Pick out each line containing the string "JSON" and copy it.

--- BEGIN ---

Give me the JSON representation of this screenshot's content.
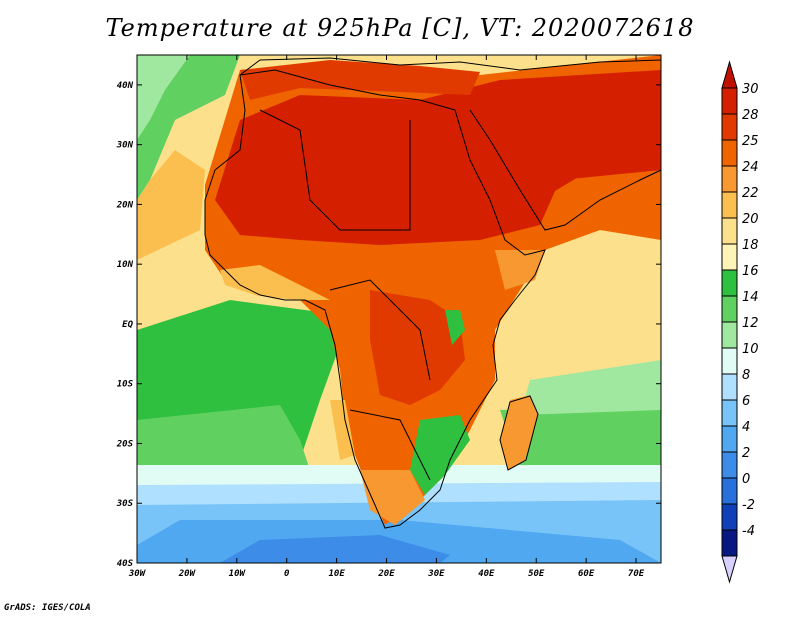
{
  "title": "Temperature at 925hPa [C], VT: 2020072618",
  "credit": "GrADS: IGES/COLA",
  "map": {
    "lon_range": [
      -30,
      75
    ],
    "lat_range": [
      -40,
      45
    ],
    "lon_ticks": [
      {
        "value": -30,
        "label": "30W"
      },
      {
        "value": -20,
        "label": "20W"
      },
      {
        "value": -10,
        "label": "10W"
      },
      {
        "value": 0,
        "label": "0"
      },
      {
        "value": 10,
        "label": "10E"
      },
      {
        "value": 20,
        "label": "20E"
      },
      {
        "value": 30,
        "label": "30E"
      },
      {
        "value": 40,
        "label": "40E"
      },
      {
        "value": 50,
        "label": "50E"
      },
      {
        "value": 60,
        "label": "60E"
      },
      {
        "value": 70,
        "label": "70E"
      }
    ],
    "lat_ticks": [
      {
        "value": 40,
        "label": "40N"
      },
      {
        "value": 30,
        "label": "30N"
      },
      {
        "value": 20,
        "label": "20N"
      },
      {
        "value": 10,
        "label": "10N"
      },
      {
        "value": 0,
        "label": "EQ"
      },
      {
        "value": -10,
        "label": "10S"
      },
      {
        "value": -20,
        "label": "20S"
      },
      {
        "value": -30,
        "label": "30S"
      },
      {
        "value": -40,
        "label": "40S"
      }
    ]
  },
  "colorbar": {
    "levels": [
      "30",
      "28",
      "25",
      "24",
      "22",
      "20",
      "18",
      "16",
      "14",
      "12",
      "10",
      "8",
      "6",
      "4",
      "2",
      "0",
      "-2",
      "-4"
    ],
    "colors": [
      "#d42000",
      "#e03a00",
      "#f06400",
      "#f89830",
      "#fbbf50",
      "#fde08c",
      "#fff4b8",
      "#30c040",
      "#60d060",
      "#a0e8a0",
      "#e0fcf4",
      "#b0e0ff",
      "#78c4f8",
      "#50a8f0",
      "#3c8ce8",
      "#2870dc",
      "#1040b8",
      "#081880"
    ],
    "top_cap_color": "#c01000",
    "bottom_cap_color": "#d8d0ff"
  }
}
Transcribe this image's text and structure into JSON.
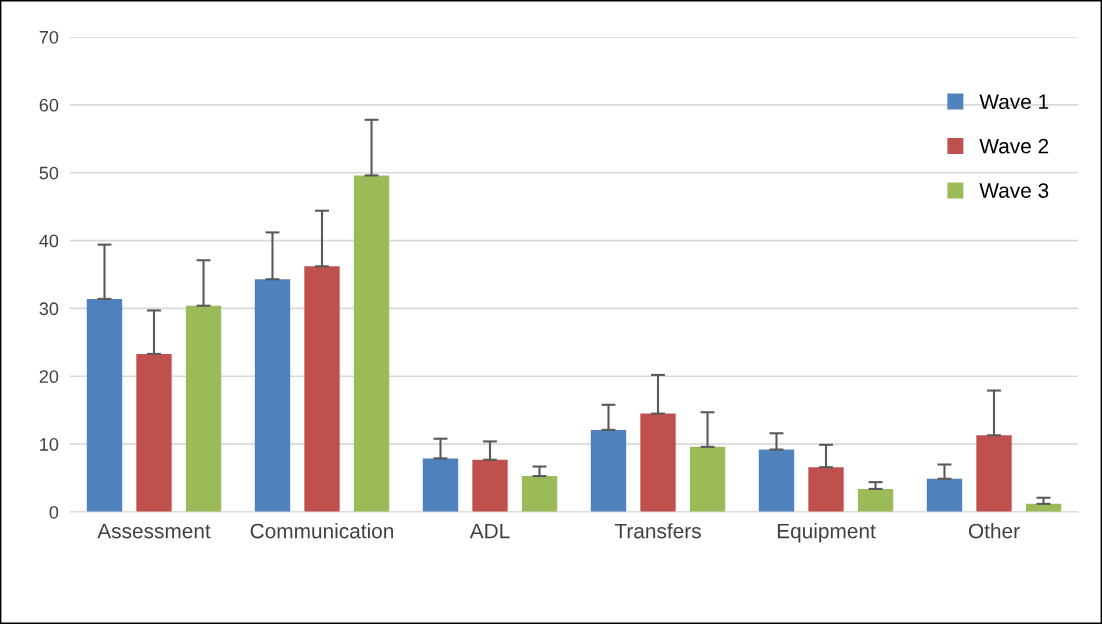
{
  "chart_data": {
    "type": "bar",
    "categories": [
      "Assessment",
      "Communication",
      "ADL",
      "Transfers",
      "Equipment",
      "Other"
    ],
    "series": [
      {
        "name": "Wave 1",
        "color": "#4f81bd",
        "values": [
          31.4,
          34.3,
          7.9,
          12.1,
          9.2,
          4.9
        ],
        "errors": [
          [
            31.4,
            39.4
          ],
          [
            34.3,
            41.2
          ],
          [
            7.9,
            10.8
          ],
          [
            12.1,
            15.8
          ],
          [
            9.2,
            11.6
          ],
          [
            4.9,
            7.0
          ]
        ]
      },
      {
        "name": "Wave 2",
        "color": "#c0504d",
        "values": [
          23.3,
          36.2,
          7.7,
          14.5,
          6.6,
          11.3
        ],
        "errors": [
          [
            23.3,
            29.7
          ],
          [
            36.2,
            44.4
          ],
          [
            7.7,
            10.4
          ],
          [
            14.5,
            20.2
          ],
          [
            6.6,
            9.9
          ],
          [
            11.3,
            17.9
          ]
        ]
      },
      {
        "name": "Wave 3",
        "color": "#9bbb59",
        "values": [
          30.4,
          49.6,
          5.3,
          9.6,
          3.4,
          1.2
        ],
        "errors": [
          [
            30.4,
            37.1
          ],
          [
            49.6,
            57.8
          ],
          [
            5.3,
            6.7
          ],
          [
            9.6,
            14.7
          ],
          [
            3.4,
            4.4
          ],
          [
            1.2,
            2.1
          ]
        ]
      }
    ],
    "ylim": [
      0,
      70
    ],
    "yticks": [
      0,
      10,
      20,
      30,
      40,
      50,
      60,
      70
    ],
    "grid": "y",
    "legend": "top right"
  }
}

--- END ---

(RESPONSE TO THIS EXERCISE):
Give me the JSON representation of this screenshot's content.
Transcribe this image's text and structure into JSON.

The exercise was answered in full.